**The request:** Search the material below for the string "were" and list each line that holds it.

Records from a dataset:

— Begin —

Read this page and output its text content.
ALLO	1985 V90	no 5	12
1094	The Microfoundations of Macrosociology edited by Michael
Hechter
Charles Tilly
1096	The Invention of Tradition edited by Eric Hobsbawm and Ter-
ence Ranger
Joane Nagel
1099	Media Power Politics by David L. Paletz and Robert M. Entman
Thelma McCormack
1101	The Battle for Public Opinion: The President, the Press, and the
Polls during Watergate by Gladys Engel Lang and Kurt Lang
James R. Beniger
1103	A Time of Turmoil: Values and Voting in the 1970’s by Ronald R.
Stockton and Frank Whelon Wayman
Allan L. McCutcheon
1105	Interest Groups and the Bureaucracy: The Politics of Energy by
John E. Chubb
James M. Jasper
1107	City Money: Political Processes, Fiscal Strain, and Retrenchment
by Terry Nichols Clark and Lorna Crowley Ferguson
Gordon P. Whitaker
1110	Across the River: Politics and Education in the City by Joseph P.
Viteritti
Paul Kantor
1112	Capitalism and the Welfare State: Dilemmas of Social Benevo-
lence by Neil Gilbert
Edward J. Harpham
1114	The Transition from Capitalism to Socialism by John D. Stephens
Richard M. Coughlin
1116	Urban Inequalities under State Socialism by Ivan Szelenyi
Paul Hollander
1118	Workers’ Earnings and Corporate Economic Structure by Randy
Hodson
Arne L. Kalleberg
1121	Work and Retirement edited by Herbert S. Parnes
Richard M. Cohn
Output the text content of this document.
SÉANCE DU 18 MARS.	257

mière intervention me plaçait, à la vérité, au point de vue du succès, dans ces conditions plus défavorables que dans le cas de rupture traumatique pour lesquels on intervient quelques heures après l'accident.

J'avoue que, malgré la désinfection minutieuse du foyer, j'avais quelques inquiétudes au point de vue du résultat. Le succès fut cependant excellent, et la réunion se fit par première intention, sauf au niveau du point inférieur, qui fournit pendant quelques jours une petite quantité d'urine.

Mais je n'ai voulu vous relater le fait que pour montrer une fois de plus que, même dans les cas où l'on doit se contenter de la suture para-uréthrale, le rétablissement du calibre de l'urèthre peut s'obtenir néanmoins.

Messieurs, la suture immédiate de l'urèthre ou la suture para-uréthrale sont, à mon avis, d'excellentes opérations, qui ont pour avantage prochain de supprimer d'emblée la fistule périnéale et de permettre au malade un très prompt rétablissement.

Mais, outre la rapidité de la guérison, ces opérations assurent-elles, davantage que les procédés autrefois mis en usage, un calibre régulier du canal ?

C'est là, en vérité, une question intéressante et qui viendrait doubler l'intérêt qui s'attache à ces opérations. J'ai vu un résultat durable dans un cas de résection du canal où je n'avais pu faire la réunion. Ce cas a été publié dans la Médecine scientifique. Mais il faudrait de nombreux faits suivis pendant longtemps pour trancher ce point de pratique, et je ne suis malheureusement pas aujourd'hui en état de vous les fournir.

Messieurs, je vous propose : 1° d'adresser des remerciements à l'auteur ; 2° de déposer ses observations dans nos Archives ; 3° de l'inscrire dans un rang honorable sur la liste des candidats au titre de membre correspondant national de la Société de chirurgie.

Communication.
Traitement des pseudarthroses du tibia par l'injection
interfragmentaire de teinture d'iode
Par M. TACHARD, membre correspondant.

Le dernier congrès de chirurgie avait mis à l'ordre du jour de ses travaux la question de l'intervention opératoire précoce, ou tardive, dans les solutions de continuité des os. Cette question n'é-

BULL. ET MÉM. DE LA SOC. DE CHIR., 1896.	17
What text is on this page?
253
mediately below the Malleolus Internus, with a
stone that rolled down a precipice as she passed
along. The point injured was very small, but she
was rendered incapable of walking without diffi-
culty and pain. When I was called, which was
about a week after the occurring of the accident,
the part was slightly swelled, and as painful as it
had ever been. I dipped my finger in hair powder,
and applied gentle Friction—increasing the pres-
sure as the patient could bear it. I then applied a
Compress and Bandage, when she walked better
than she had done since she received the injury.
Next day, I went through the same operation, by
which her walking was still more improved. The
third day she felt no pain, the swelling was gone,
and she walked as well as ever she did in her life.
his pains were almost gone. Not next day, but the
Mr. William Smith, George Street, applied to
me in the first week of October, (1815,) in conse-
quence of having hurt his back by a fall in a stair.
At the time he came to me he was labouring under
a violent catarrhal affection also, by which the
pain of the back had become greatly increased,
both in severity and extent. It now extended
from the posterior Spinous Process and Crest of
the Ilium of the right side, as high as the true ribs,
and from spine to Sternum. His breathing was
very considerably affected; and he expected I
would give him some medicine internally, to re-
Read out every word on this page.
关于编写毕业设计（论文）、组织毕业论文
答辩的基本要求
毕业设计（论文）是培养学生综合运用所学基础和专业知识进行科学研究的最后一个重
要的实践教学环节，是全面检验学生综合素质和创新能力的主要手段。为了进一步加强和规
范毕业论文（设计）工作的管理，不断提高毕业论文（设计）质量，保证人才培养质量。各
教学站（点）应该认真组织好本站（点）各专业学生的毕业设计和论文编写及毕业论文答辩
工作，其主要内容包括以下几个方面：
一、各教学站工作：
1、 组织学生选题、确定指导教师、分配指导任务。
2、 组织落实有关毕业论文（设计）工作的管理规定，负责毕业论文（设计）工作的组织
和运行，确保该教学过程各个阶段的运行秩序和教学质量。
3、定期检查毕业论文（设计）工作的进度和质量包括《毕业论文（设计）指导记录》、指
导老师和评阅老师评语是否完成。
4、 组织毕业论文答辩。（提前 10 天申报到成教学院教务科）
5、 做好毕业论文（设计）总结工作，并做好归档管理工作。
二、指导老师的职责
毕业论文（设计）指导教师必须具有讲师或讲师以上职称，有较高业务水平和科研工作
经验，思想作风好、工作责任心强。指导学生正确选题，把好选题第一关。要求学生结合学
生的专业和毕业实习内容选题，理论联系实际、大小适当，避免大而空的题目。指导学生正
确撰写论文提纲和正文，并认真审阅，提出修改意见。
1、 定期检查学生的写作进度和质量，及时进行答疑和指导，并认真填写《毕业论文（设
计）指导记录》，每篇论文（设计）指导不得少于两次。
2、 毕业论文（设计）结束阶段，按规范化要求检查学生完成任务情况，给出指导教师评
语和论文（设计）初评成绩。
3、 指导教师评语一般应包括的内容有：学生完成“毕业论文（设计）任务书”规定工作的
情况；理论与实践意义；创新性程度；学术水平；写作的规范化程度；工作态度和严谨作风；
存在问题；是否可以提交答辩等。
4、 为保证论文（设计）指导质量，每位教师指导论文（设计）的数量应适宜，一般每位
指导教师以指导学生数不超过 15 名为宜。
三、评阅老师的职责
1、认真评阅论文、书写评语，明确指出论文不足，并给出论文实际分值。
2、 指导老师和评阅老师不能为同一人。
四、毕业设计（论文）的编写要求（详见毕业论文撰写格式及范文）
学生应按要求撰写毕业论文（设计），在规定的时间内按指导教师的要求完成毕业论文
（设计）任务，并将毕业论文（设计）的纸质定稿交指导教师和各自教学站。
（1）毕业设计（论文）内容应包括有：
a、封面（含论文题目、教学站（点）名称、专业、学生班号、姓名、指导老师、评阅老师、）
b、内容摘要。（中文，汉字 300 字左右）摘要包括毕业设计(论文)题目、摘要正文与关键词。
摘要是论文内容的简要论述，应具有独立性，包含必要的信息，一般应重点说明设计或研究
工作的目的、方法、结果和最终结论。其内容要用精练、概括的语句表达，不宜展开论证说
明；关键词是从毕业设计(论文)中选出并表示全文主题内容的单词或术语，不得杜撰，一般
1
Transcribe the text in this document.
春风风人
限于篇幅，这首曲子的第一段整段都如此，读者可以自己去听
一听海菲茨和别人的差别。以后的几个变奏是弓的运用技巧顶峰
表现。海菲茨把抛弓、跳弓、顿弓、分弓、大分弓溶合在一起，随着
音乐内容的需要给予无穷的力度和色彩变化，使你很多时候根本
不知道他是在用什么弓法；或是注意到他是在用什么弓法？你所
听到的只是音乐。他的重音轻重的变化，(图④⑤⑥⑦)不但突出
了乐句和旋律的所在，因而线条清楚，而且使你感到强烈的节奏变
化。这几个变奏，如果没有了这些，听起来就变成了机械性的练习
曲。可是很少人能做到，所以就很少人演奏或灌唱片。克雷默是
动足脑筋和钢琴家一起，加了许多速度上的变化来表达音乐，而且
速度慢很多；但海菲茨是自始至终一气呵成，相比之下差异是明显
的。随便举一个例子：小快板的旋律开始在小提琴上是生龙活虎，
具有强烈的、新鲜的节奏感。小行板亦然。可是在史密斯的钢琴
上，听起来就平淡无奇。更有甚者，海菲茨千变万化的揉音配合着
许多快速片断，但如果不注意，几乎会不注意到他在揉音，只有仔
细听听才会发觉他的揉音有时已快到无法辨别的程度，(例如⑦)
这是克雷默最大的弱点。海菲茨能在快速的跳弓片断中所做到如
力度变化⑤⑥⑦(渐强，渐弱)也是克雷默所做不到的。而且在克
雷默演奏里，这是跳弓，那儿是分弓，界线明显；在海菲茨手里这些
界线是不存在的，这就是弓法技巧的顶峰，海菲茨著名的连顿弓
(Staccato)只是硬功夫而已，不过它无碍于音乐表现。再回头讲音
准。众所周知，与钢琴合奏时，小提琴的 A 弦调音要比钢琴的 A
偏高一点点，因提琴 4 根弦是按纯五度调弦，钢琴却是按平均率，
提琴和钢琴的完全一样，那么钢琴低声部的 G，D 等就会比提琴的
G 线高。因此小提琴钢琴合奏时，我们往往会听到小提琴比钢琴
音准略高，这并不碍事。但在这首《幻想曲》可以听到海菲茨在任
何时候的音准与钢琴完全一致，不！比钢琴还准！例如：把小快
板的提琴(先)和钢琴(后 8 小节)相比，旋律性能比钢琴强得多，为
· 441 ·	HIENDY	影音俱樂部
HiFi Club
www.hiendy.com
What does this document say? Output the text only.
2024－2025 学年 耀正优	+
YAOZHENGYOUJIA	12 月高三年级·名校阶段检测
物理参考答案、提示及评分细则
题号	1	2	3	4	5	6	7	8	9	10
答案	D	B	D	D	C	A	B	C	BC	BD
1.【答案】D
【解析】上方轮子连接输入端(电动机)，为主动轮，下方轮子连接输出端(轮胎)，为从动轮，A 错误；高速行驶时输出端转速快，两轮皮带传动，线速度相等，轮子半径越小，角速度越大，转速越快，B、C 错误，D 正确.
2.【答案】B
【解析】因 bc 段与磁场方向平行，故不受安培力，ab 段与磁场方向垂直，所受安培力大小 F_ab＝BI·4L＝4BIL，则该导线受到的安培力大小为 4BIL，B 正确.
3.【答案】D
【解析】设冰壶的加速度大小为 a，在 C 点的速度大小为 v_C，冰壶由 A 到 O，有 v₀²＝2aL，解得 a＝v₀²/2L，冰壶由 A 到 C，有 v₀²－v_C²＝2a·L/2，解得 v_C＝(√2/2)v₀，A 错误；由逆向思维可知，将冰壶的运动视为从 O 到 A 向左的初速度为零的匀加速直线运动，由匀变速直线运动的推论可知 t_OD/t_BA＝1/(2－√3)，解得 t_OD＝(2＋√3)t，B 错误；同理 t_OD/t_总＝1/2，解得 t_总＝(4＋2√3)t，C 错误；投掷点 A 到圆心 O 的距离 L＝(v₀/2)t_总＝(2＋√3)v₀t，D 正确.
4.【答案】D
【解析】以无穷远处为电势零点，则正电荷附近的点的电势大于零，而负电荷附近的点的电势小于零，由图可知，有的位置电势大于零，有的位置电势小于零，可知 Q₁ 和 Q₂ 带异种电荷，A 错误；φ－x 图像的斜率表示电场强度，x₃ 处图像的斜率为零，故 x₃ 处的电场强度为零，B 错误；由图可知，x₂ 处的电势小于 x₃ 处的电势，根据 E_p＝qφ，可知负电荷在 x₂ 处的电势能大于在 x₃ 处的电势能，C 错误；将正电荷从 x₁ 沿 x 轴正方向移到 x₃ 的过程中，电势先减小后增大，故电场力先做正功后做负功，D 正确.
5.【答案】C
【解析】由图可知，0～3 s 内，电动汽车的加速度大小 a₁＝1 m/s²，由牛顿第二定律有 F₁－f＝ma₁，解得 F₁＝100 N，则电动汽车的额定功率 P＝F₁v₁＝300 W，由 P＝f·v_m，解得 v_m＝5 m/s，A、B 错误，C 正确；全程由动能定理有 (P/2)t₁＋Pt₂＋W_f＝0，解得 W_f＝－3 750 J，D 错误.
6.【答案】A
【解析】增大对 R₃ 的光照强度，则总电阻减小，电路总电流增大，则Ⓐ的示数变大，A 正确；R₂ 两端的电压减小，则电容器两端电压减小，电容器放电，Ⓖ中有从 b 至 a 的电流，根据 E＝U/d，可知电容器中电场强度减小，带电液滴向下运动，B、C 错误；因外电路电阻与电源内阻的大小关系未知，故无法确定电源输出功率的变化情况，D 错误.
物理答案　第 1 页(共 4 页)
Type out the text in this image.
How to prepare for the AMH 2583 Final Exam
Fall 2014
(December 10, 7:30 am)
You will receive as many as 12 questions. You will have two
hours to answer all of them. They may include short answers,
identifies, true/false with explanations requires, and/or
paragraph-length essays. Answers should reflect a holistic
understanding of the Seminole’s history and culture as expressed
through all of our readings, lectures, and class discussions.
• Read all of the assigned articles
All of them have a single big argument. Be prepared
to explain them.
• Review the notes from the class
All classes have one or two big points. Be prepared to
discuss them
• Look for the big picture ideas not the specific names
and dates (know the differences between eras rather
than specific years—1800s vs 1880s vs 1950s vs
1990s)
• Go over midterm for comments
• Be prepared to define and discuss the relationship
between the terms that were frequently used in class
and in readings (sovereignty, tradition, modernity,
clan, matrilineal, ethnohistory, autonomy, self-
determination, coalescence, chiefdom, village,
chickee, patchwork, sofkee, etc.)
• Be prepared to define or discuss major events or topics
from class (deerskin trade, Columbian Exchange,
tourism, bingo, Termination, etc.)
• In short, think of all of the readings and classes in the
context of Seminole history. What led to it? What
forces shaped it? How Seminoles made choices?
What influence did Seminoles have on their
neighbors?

— End —

**Response for this exercise:**
his pains were almost gone. Not next day, but the
between the terms that were frequently used in class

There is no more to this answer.